Yet, if the unions have time and cash to fete the leisure class, the idea of a working class in jeopardy becomes more difficult to buy into. Did the late James Hoffa Sr. ever have a gig so easy?
CONSIDERING THE COMPANY he was keeping at YearlyKos, it probably comes as no surprise that Hoffa was not the worst panderer on hand. “Let’s hear it for the working men and women of the Teamsters!” Bill Richardson shouted. “Let’s hear it for the new major force in the Democratic Party — the bloggers!” Must we even note the audience applauded more loudly for themselves? Yawn. “This is a natural alliance: The new Democratic Party — the Internet and the bloggers — combining with the great old Democratic Party of labor unions. This will be a grand coalition.”

→ **REQUIRED TASKS**:
• a. In the YearlyKos passage, rewrite the part that opens with the words "Yet, if the" and closes with "gig so easy?", replacing "leisure class" with "idle rich".
• b. Decide whether each statement below agrees with the YearlyKos passage. Answer yes or no for each and quote the words of the text that settle it.
(i) Bill Richardson called the bloggers the new major force in the Democratic Party.
(ii) The passage identifies Hoffa as the worst panderer at YearlyKos.
(iii) The alliance between bloggers and labor unions is described in the quoted remarks as unnatural.
• c. List every sentence that the YearlyKos passage places inside quotation marks.

→ **RECORDS SHOWN**:
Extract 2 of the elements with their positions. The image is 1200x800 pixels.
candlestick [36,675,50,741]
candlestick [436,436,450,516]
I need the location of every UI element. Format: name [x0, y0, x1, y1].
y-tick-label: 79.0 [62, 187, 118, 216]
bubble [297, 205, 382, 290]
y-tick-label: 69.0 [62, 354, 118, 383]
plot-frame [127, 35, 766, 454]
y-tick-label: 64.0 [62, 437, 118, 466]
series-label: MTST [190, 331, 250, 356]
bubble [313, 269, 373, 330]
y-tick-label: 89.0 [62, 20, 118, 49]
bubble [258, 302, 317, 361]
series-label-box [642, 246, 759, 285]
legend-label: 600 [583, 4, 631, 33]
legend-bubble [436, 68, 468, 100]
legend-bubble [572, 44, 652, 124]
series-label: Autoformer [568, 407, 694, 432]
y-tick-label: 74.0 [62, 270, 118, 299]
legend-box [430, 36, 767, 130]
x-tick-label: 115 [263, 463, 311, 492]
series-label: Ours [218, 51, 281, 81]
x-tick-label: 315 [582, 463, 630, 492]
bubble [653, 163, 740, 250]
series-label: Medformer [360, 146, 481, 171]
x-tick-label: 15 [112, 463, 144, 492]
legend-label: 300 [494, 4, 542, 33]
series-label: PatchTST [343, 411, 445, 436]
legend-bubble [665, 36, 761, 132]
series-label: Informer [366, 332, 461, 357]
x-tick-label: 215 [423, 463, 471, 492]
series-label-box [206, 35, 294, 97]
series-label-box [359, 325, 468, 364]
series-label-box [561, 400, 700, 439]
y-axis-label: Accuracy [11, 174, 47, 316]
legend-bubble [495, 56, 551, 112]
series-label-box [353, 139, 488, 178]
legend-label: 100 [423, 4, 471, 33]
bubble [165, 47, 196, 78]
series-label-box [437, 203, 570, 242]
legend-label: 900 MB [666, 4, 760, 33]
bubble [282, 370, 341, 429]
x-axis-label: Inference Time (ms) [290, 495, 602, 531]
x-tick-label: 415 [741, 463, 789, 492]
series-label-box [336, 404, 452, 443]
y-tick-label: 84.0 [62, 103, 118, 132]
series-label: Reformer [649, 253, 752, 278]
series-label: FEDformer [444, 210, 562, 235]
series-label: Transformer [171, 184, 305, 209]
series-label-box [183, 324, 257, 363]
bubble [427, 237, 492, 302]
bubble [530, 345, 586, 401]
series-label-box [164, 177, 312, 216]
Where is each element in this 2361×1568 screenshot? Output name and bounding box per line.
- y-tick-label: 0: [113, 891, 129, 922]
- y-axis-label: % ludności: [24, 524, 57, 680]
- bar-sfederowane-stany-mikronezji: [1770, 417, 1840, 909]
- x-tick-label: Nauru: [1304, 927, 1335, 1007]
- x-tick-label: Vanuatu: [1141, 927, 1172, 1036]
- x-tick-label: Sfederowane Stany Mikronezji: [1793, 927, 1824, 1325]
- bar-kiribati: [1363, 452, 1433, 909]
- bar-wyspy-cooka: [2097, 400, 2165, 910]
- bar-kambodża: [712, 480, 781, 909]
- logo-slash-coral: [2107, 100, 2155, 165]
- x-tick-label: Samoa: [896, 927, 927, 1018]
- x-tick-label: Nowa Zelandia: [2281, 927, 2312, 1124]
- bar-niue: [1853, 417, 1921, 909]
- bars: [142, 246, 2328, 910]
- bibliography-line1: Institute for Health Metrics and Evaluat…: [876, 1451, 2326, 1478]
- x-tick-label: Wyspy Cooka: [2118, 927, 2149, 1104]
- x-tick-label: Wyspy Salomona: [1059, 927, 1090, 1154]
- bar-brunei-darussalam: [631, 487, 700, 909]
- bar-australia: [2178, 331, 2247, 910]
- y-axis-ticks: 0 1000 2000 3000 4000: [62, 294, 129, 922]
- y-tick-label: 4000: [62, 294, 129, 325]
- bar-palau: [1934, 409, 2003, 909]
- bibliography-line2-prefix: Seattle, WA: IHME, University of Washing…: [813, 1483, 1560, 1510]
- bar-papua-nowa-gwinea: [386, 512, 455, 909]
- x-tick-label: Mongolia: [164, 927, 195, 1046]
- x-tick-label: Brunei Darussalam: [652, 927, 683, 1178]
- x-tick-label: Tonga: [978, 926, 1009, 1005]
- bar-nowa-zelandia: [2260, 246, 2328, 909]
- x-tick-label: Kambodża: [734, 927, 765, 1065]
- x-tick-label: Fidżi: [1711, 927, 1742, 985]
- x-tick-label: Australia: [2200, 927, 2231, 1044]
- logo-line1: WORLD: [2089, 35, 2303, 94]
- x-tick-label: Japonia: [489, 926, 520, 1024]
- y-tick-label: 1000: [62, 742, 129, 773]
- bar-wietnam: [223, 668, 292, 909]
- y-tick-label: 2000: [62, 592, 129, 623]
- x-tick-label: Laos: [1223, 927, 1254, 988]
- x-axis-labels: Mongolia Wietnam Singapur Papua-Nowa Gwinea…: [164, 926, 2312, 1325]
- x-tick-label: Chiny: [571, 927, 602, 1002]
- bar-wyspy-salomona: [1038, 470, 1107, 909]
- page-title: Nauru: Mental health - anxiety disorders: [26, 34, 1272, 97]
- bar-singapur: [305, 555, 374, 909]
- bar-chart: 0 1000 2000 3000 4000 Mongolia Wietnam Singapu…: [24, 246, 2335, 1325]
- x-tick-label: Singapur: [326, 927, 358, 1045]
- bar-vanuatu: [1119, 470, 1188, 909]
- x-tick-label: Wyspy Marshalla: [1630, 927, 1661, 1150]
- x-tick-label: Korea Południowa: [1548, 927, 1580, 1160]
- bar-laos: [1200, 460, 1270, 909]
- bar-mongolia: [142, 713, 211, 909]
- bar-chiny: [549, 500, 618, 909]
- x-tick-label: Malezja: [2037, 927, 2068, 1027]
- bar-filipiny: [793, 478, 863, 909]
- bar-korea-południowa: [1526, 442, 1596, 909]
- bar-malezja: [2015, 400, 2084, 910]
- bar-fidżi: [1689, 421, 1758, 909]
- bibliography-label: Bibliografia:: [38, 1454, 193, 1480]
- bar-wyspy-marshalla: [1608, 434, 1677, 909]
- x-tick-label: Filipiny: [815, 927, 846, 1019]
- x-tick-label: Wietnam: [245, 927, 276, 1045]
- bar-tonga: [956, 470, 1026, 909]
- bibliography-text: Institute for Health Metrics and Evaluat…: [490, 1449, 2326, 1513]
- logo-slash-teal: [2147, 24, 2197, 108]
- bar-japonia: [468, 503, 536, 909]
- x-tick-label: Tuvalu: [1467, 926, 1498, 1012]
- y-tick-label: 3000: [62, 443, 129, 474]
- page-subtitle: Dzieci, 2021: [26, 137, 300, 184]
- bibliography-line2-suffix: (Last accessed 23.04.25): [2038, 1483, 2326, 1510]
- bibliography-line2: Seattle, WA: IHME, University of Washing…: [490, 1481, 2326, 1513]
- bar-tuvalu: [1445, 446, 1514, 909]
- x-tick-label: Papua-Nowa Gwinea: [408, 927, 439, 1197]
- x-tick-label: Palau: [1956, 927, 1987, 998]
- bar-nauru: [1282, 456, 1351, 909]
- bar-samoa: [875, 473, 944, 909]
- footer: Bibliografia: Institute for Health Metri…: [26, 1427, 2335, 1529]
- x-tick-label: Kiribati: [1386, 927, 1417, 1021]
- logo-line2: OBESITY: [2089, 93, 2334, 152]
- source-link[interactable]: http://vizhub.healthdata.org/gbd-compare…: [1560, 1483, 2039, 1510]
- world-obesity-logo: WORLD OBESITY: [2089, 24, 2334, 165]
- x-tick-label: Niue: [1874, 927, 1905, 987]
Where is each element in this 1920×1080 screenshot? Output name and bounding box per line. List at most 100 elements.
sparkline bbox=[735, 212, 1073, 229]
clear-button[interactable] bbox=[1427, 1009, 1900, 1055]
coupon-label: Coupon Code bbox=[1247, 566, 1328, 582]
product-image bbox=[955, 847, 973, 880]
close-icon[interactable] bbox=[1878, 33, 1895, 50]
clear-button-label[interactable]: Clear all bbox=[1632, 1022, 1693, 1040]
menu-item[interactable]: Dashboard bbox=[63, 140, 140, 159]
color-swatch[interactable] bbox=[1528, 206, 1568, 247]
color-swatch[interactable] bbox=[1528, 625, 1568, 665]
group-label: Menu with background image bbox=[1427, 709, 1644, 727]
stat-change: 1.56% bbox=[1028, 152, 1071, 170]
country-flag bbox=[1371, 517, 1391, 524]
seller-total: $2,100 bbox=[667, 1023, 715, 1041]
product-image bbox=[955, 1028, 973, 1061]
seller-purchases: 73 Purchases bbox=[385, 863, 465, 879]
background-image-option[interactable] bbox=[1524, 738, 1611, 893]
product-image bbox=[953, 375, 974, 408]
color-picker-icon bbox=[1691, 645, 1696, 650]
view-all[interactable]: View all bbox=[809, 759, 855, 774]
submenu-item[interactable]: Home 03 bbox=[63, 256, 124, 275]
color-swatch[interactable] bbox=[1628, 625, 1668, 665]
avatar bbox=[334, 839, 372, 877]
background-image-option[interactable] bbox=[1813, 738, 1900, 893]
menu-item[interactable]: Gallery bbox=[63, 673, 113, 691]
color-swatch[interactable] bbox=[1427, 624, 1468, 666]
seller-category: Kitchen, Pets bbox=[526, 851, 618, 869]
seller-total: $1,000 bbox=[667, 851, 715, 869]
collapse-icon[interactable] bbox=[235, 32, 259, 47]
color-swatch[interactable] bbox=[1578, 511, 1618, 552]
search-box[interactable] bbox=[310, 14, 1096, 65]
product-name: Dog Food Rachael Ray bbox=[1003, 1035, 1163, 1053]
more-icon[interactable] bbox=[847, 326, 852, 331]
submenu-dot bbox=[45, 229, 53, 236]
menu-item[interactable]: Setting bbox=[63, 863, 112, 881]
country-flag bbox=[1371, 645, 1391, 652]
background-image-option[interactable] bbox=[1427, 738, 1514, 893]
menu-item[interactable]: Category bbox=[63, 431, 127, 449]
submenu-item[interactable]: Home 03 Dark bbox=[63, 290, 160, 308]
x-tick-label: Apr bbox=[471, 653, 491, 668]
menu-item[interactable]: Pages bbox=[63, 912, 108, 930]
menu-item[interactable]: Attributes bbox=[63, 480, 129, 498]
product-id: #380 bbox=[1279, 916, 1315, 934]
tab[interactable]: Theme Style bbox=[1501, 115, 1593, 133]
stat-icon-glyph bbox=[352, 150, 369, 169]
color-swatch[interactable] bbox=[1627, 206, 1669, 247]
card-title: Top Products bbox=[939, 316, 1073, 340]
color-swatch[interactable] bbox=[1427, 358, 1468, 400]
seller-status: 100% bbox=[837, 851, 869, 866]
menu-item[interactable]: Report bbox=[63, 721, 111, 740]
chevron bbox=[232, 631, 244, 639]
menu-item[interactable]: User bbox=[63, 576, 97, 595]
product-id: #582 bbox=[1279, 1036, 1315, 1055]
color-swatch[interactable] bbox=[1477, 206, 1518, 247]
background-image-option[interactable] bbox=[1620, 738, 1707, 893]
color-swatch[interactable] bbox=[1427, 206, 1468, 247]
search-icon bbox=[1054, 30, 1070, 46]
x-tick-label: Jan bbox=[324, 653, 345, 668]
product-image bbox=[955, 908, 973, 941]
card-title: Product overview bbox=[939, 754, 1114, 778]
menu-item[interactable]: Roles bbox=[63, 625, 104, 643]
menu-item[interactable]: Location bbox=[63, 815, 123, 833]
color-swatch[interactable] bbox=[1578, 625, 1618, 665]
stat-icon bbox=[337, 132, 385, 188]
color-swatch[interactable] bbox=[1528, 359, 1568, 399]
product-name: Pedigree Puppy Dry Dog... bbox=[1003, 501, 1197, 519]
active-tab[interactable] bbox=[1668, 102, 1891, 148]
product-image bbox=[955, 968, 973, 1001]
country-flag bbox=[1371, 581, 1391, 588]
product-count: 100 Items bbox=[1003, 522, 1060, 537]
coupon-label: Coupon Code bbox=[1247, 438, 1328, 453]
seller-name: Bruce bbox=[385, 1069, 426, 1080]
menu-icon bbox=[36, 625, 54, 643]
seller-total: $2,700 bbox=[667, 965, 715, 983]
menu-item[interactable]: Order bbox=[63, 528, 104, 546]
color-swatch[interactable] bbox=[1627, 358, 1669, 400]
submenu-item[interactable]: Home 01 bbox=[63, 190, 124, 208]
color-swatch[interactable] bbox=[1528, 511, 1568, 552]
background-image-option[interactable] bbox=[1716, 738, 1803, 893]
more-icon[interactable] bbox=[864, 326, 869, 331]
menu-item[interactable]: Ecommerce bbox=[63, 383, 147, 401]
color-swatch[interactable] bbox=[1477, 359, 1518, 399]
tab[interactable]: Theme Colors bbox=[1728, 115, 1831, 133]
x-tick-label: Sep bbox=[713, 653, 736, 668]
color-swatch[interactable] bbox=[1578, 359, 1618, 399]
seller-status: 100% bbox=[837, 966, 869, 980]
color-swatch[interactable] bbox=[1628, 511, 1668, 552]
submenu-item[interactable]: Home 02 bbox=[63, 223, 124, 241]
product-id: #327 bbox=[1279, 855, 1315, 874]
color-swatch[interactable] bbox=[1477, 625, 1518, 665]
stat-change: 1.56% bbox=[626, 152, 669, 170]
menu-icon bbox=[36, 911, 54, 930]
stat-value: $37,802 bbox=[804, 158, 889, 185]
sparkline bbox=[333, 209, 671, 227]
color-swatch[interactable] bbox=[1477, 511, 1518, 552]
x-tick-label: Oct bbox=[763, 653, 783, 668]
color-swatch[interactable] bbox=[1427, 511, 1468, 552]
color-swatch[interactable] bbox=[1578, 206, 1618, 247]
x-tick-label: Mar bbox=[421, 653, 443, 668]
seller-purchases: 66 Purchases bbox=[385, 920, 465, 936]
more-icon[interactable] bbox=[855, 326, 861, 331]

→ **SOLUTIONS FOR EACH TASK**:
• a.
Yet, if the unions have time and cash to fete the idle rich, the idea of a working class in jeopardy becomes more difficult to buy into. Did the late James Hoffa Sr. ever have a gig so easy?

• b.
(i) Yes: "Let’s hear it for the new major force in the Democratic Party — the bloggers!"
(ii) No: "Hoffa was not the worst panderer on hand."
(iii) No: "This is a natural alliance"

• c.
1. "Let’s hear it for the working men and women of the Teamsters!"
2. "Let’s hear it for the new major force in the Democratic Party — the bloggers!"
3. "This is a natural alliance: The new Democratic Party — the Internet and the bloggers — combining with the great old Democratic Party of labor unions."
4. "This will be a grand coalition."